**Given instruction**
Copy the records below exactly, leaving out every picture.

[The data start]

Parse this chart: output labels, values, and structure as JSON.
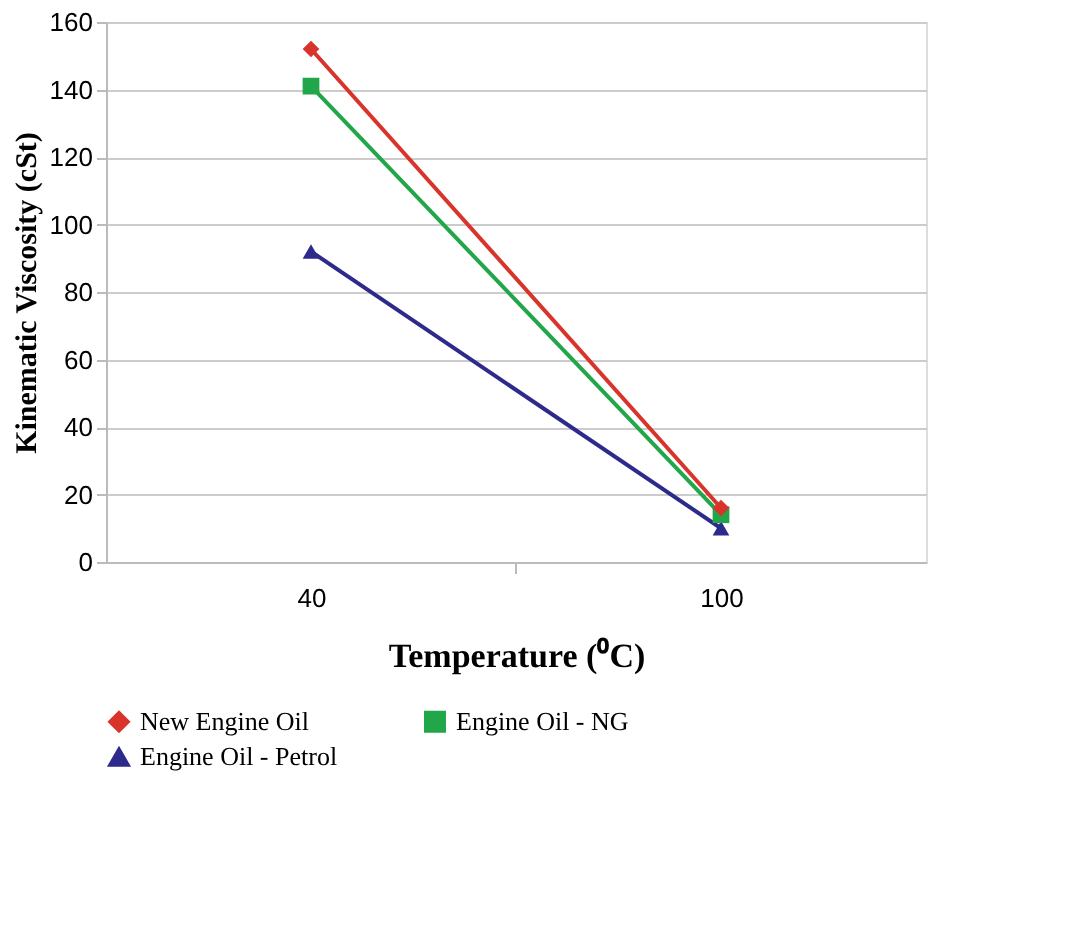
{
  "chart_data": {
    "type": "line",
    "xlabel": "Temperature (⁰C)",
    "ylabel": "Kinematic Viscosity (cSt)",
    "categories": [
      "40",
      "100"
    ],
    "series": [
      {
        "name": "New Engine Oil",
        "color": "#d9342b",
        "marker": "diamond",
        "values": [
          152,
          16
        ]
      },
      {
        "name": "Engine Oil - NG",
        "color": "#22a64a",
        "marker": "square",
        "values": [
          141,
          14
        ]
      },
      {
        "name": "Engine Oil - Petrol",
        "color": "#2e2a8c",
        "marker": "triangle",
        "values": [
          92,
          10
        ]
      }
    ],
    "ylim": [
      0,
      160
    ],
    "yticks": [
      0,
      20,
      40,
      60,
      80,
      100,
      120,
      140,
      160
    ],
    "grid": "y",
    "legend": "bottom",
    "line_style": "solid"
  }
}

[The data end]

**Response to this exercise**
Parse this chart: output labels, values, and structure as JSON.
{
  "chart_data": {
    "type": "line",
    "xlabel": "Temperature (⁰C)",
    "ylabel": "Kinematic Viscosity (cSt)",
    "categories": [
      "40",
      "100"
    ],
    "series": [
      {
        "name": "New Engine Oil",
        "color": "#d9342b",
        "marker": "diamond",
        "values": [
          152,
          16
        ]
      },
      {
        "name": "Engine Oil - NG",
        "color": "#22a64a",
        "marker": "square",
        "values": [
          141,
          14
        ]
      },
      {
        "name": "Engine Oil - Petrol",
        "color": "#2e2a8c",
        "marker": "triangle",
        "values": [
          92,
          10
        ]
      }
    ],
    "ylim": [
      0,
      160
    ],
    "yticks": [
      0,
      20,
      40,
      60,
      80,
      100,
      120,
      140,
      160
    ],
    "grid": "y",
    "legend": "bottom",
    "line_style": "solid"
  }
}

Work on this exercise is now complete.